● Written exercise: Filter the lines below, copying only those with the string "subtitle".

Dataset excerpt
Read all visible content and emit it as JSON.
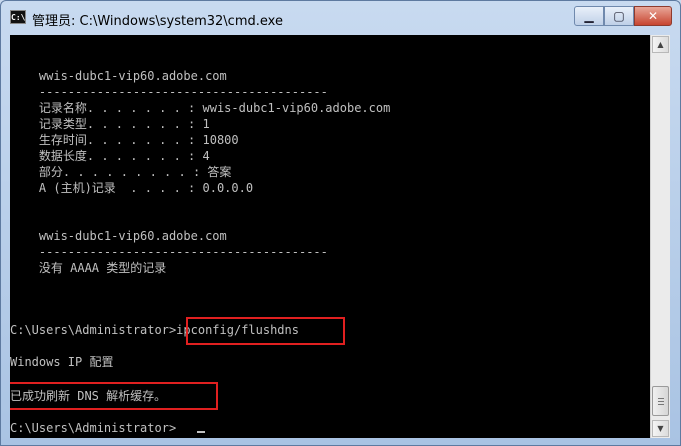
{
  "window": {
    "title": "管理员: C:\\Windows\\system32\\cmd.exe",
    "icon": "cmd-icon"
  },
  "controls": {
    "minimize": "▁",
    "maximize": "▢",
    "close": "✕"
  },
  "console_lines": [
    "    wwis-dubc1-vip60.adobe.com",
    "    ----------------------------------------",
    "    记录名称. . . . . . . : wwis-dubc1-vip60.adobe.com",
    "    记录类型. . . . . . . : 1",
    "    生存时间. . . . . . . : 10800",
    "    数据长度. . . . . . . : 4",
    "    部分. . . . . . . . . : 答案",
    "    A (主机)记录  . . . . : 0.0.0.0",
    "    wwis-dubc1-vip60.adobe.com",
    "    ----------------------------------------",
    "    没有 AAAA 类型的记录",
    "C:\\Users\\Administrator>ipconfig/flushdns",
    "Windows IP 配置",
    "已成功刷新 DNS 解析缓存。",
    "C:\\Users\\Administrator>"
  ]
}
--
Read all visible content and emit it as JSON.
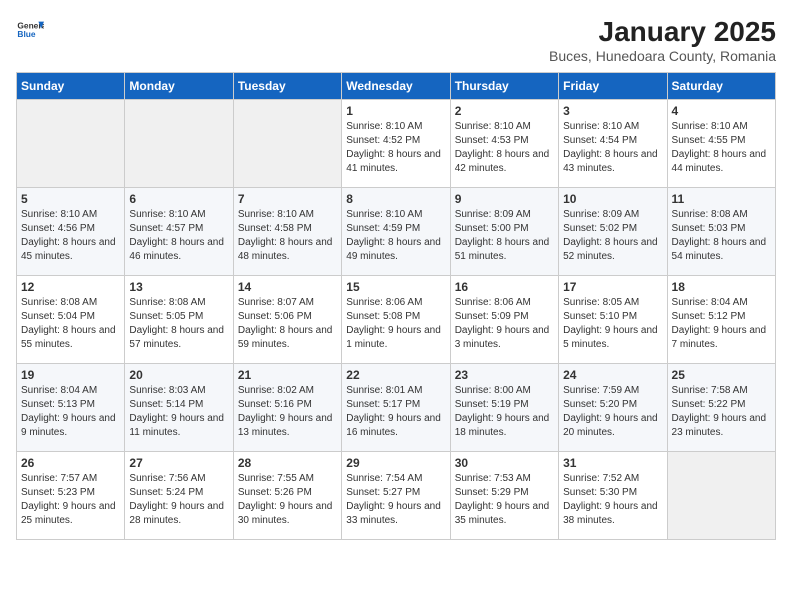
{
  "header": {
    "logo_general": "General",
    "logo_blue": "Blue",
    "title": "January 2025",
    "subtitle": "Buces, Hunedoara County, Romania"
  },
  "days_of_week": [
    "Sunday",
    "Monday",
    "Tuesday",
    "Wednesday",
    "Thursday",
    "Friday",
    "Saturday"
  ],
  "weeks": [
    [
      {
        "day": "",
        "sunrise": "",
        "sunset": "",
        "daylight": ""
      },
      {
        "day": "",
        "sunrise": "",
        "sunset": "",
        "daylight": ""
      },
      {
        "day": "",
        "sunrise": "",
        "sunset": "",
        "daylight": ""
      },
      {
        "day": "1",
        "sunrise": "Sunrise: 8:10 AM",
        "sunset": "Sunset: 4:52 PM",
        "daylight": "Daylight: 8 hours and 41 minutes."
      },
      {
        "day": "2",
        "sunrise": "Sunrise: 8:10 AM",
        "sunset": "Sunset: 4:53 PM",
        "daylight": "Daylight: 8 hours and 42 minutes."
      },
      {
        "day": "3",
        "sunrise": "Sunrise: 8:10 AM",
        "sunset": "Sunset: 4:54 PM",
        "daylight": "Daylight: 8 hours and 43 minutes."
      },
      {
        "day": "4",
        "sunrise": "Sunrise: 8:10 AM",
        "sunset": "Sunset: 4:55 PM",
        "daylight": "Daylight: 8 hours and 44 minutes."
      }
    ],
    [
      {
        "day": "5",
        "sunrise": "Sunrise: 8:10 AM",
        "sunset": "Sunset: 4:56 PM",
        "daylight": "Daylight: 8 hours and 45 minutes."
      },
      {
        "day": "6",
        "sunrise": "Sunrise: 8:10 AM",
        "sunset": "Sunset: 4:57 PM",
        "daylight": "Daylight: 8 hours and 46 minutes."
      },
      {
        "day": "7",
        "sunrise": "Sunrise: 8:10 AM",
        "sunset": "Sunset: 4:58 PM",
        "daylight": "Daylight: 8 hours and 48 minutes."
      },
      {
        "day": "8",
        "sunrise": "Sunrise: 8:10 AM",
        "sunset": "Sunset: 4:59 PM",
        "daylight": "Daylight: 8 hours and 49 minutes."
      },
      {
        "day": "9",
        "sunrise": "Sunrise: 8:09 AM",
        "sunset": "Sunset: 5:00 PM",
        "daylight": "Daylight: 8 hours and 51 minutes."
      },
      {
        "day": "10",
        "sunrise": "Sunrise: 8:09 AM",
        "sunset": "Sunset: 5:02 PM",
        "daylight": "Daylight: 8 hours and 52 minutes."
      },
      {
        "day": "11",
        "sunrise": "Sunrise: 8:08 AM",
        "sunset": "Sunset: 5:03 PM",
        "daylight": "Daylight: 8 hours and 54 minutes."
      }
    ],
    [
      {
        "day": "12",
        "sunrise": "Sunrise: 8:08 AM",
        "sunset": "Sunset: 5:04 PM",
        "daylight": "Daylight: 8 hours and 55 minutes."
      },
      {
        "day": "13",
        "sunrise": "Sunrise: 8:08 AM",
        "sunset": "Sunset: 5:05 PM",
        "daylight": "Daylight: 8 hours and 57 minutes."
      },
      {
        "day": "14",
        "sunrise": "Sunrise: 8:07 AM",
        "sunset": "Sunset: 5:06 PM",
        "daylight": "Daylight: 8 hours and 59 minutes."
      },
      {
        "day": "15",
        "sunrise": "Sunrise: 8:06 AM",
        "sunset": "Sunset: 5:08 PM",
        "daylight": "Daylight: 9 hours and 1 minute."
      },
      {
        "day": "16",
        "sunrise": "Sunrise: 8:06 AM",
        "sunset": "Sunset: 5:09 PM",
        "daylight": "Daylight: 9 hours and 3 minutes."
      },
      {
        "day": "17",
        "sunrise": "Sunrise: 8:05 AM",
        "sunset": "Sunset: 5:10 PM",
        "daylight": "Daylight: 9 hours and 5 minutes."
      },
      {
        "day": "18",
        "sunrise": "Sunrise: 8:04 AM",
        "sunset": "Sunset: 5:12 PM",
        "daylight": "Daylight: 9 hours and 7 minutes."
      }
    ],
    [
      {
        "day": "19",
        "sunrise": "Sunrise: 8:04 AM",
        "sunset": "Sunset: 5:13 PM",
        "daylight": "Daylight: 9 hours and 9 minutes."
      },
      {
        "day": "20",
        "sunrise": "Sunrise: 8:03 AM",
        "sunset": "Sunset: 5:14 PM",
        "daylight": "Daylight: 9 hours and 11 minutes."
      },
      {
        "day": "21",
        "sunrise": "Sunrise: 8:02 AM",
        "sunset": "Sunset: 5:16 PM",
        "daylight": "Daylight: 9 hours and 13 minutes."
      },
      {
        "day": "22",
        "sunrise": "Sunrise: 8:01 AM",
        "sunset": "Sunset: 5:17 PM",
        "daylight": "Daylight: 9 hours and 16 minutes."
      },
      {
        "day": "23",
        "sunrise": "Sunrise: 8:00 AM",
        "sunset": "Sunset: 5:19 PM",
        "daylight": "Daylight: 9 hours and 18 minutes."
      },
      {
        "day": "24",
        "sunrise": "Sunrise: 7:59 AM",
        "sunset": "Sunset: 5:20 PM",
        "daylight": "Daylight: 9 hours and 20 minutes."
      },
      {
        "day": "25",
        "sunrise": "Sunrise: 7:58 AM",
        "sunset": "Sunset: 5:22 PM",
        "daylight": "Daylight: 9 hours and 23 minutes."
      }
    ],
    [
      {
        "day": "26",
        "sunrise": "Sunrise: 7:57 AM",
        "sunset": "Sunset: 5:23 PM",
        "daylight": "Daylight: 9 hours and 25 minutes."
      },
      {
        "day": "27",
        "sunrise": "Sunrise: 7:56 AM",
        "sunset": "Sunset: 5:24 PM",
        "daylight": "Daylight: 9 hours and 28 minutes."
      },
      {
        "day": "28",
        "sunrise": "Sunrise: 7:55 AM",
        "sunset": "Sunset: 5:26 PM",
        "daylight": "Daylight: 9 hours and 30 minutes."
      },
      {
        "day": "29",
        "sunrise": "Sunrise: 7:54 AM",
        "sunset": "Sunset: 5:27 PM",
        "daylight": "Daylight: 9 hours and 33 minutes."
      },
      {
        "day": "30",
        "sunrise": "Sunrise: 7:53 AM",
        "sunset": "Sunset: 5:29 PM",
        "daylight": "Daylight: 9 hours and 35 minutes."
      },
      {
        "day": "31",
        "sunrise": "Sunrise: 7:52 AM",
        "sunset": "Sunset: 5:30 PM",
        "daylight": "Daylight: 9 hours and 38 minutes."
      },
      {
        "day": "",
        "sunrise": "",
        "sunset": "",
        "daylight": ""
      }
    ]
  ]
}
* * *
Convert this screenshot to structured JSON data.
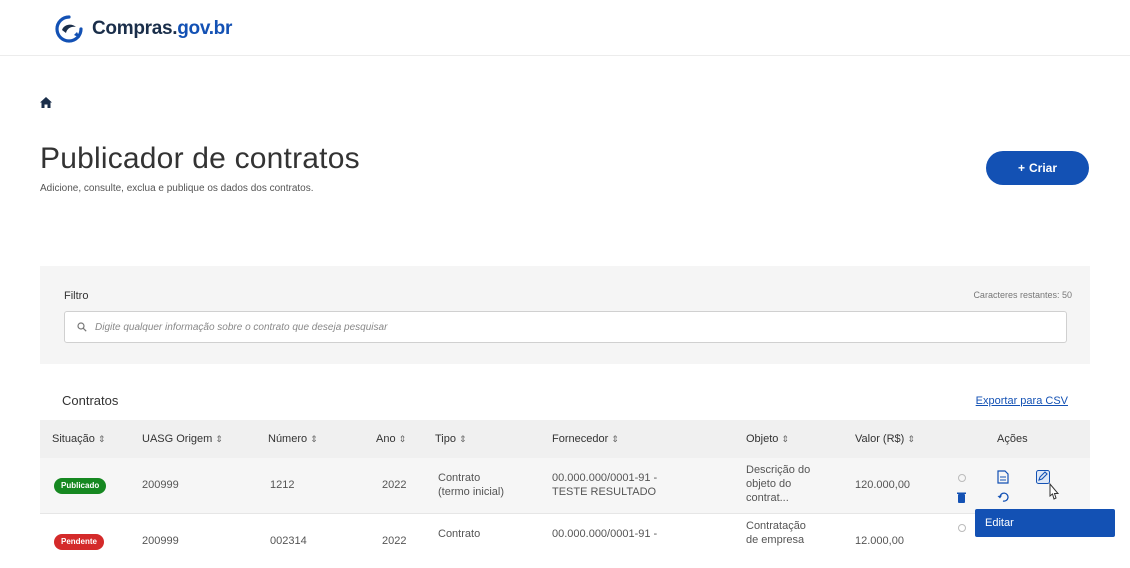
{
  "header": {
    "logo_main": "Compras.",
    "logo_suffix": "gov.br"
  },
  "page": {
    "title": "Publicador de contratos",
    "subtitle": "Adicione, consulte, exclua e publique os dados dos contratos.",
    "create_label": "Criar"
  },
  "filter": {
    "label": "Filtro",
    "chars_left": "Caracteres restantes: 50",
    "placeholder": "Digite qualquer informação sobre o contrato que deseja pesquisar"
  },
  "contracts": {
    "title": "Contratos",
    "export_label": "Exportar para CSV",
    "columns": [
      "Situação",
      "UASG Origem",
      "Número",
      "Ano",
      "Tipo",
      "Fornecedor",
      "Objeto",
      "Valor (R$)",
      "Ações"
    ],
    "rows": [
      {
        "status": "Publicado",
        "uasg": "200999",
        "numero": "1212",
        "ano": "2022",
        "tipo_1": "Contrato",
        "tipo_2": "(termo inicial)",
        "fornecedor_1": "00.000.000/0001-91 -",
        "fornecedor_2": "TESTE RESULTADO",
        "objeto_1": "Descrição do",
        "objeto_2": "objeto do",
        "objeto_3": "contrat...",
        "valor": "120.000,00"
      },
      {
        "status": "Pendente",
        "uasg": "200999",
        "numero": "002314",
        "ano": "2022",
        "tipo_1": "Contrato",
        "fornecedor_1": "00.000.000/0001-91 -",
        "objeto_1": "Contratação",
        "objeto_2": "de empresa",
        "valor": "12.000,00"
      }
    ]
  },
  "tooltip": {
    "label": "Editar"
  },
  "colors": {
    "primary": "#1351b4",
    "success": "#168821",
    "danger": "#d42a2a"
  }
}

● Correct output:
    "subtitle": "Buces, Hunedoara County, Romania"
    "subtitle": "Adicione, consulte, exclua e publique os dados dos contratos.",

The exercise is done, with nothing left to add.